Source extract:
No one in the patrol sent from Zouerate had received American counter-terrorism training, and they soon went from hunters to hunted. Shortly after dark, they discovered a line of fresh tire tracks in the sand — made by A.Q.I.M. fighters, who had camped on a dune in the distance. The patrol motored up the tracks while the militants watched the headlights bounce over the dunes. The militants waited as the lights grew brighter and the whine of the engines of the Land Cruisers grew louder. The lead vehicle had just climbed into view when A.Q.I.M. opened fire.

Initial reports suggested that A.Q.I.M. had kidnapped the soldiers. Hoping to stop the terrorists before they returned to their sanctuary in northern Mali, the Mauritanian military asked the United States for help. The Americans refused, reaffirming the position that the junta should restore Abdallahi first.

Two days after the ambush, while the U.S. Embassy was still refusing to assist the ruling junta and the search for the missing soldiers continued, A.Q.I.M. issued a communiqué. The group boasted of a “new attack in the city of Zouerate in northern Mauritania against those who obey the Jews.” The communiqué went on, “By God’s grace, the brigades of Mujahideen set an ambush for the army of unbelief and apostasy that managed to take 12 soldiers prisoner, including a commander by the rank of captain . . . while the rest of Allah’s enemies escaped, fleeing their failure and defeat.” The next day, a Mauritanian official told me, a search-and-rescue team moved to an area where vultures were circling overhead and found 12 bloated, naked corpses, lined up side by side. Three of them were booby-trapped with dynamite. All but one was beheaded.

Given task 1: Can you reproduce the records verbatim, beginning with their first line and continuing through the line with "spec-line: ●64Kbps时QCIF(176x144) bbox=[660, 597, 851, 614]"?
The text and the records are unrelated to each other.

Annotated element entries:
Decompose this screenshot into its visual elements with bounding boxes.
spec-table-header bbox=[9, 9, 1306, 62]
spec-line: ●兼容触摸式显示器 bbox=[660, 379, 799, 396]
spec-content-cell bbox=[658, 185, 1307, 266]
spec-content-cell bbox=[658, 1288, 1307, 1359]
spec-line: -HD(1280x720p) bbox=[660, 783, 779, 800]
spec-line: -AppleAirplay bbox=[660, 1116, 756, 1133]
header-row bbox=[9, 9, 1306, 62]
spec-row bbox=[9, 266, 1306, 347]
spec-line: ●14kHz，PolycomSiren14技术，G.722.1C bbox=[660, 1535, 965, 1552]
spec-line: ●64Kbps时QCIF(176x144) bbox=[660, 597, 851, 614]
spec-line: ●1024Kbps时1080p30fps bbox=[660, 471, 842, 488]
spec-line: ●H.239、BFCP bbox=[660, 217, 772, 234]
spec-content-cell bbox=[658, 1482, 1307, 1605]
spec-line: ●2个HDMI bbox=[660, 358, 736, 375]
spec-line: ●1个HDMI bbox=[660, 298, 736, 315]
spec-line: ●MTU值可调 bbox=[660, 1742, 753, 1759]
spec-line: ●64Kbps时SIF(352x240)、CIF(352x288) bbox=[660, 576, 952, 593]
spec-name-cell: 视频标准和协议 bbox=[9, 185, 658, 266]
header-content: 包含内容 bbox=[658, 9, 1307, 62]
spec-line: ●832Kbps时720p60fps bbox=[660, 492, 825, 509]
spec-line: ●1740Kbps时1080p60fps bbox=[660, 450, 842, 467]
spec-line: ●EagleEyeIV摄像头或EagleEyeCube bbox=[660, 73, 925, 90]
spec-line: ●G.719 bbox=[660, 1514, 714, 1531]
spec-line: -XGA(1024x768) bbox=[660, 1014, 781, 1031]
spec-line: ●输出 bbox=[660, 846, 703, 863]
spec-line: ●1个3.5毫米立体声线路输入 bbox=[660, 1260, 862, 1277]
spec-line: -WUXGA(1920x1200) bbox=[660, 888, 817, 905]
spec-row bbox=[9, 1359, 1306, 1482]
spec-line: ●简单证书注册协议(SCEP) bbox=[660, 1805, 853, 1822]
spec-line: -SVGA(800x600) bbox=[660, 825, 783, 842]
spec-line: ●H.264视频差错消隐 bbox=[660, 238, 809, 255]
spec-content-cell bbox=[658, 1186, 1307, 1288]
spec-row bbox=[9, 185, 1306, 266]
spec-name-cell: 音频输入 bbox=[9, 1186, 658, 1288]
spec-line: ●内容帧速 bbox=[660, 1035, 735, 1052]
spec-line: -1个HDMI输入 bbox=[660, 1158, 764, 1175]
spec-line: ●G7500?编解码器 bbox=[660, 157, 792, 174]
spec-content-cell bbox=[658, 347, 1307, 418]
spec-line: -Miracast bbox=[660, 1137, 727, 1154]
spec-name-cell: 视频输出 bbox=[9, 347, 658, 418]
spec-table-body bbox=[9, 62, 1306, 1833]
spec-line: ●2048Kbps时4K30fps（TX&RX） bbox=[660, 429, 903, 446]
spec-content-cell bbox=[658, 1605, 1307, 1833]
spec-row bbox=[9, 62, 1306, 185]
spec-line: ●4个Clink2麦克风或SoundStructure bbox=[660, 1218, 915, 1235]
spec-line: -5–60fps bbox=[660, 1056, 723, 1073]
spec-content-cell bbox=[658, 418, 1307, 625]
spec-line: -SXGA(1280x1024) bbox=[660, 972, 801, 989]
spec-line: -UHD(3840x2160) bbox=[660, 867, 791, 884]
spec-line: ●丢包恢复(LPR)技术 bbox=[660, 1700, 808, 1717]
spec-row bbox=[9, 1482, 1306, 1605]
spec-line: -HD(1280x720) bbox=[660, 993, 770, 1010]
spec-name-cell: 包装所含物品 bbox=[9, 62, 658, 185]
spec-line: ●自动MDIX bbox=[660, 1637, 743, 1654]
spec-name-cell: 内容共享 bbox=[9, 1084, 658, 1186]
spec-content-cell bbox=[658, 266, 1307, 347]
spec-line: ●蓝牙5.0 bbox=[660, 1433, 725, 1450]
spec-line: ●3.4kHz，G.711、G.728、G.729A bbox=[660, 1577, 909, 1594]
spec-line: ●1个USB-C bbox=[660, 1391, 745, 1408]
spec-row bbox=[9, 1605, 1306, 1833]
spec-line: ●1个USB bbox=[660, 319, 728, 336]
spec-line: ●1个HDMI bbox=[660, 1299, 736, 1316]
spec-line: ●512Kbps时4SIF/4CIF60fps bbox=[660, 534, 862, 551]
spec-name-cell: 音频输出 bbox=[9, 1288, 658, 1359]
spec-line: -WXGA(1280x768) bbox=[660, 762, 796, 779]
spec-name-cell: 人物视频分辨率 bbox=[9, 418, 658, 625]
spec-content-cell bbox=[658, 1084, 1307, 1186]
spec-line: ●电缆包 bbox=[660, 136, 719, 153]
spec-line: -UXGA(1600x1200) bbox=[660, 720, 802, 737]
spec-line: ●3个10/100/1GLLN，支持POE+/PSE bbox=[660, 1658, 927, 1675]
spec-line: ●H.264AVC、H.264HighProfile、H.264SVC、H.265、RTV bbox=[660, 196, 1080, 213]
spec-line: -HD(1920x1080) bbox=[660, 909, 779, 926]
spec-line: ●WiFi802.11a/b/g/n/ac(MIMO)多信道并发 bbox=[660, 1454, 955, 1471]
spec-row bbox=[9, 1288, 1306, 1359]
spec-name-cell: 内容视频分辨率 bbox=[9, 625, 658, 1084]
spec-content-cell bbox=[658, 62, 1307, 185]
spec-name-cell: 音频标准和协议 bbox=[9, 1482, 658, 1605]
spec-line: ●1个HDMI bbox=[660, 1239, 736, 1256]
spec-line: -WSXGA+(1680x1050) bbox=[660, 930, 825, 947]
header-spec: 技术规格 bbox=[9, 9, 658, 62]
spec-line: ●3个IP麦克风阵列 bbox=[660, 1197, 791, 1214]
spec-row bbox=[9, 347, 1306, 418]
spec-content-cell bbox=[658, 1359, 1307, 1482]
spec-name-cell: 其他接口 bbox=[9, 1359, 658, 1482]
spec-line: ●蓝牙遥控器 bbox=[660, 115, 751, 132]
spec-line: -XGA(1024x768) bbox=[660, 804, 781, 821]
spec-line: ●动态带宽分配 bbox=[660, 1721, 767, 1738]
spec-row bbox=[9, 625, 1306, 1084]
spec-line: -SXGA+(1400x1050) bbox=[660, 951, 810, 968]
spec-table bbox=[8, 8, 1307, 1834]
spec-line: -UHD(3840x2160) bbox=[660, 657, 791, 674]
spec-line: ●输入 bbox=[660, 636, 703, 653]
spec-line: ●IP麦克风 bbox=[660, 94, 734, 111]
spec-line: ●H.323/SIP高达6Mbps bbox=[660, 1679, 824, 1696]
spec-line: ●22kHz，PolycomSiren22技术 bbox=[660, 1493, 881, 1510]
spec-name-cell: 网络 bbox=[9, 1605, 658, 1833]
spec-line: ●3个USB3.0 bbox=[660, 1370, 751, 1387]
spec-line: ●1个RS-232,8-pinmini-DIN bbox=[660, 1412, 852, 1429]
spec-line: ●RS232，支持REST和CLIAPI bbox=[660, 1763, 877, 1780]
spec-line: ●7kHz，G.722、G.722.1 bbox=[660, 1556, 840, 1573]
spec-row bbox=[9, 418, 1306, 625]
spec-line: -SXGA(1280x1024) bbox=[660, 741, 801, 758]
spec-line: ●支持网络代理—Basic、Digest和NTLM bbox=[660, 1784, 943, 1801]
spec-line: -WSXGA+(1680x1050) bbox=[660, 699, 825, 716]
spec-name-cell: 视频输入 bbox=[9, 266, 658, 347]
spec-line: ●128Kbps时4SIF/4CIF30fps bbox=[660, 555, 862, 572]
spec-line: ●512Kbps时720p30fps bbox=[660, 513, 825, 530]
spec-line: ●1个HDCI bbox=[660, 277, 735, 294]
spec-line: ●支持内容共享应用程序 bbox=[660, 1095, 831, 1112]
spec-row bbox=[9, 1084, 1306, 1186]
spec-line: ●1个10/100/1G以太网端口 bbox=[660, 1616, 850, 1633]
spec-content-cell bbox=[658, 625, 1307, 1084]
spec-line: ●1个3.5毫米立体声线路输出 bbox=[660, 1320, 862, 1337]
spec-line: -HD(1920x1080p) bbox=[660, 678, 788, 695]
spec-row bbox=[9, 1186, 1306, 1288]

Given task 2: In the ambush account, how many of the bodies found by the search-and-rescue team were booby-trapped with dynamite?

Final result 1:
Decompose this screenshot into its visual elements with bounding boxes.
spec-table-header bbox=[9, 9, 1306, 62]
spec-line: ●兼容触摸式显示器 bbox=[660, 379, 799, 396]
spec-content-cell bbox=[658, 185, 1307, 266]
spec-content-cell bbox=[658, 1288, 1307, 1359]
spec-line: -HD(1280x720p) bbox=[660, 783, 779, 800]
spec-line: -AppleAirplay bbox=[660, 1116, 756, 1133]
header-row bbox=[9, 9, 1306, 62]
spec-row bbox=[9, 266, 1306, 347]
spec-line: ●14kHz，PolycomSiren14技术，G.722.1C bbox=[660, 1535, 965, 1552]
spec-line: ●64Kbps时QCIF(176x144) bbox=[660, 597, 851, 614]

Final result 2: Three.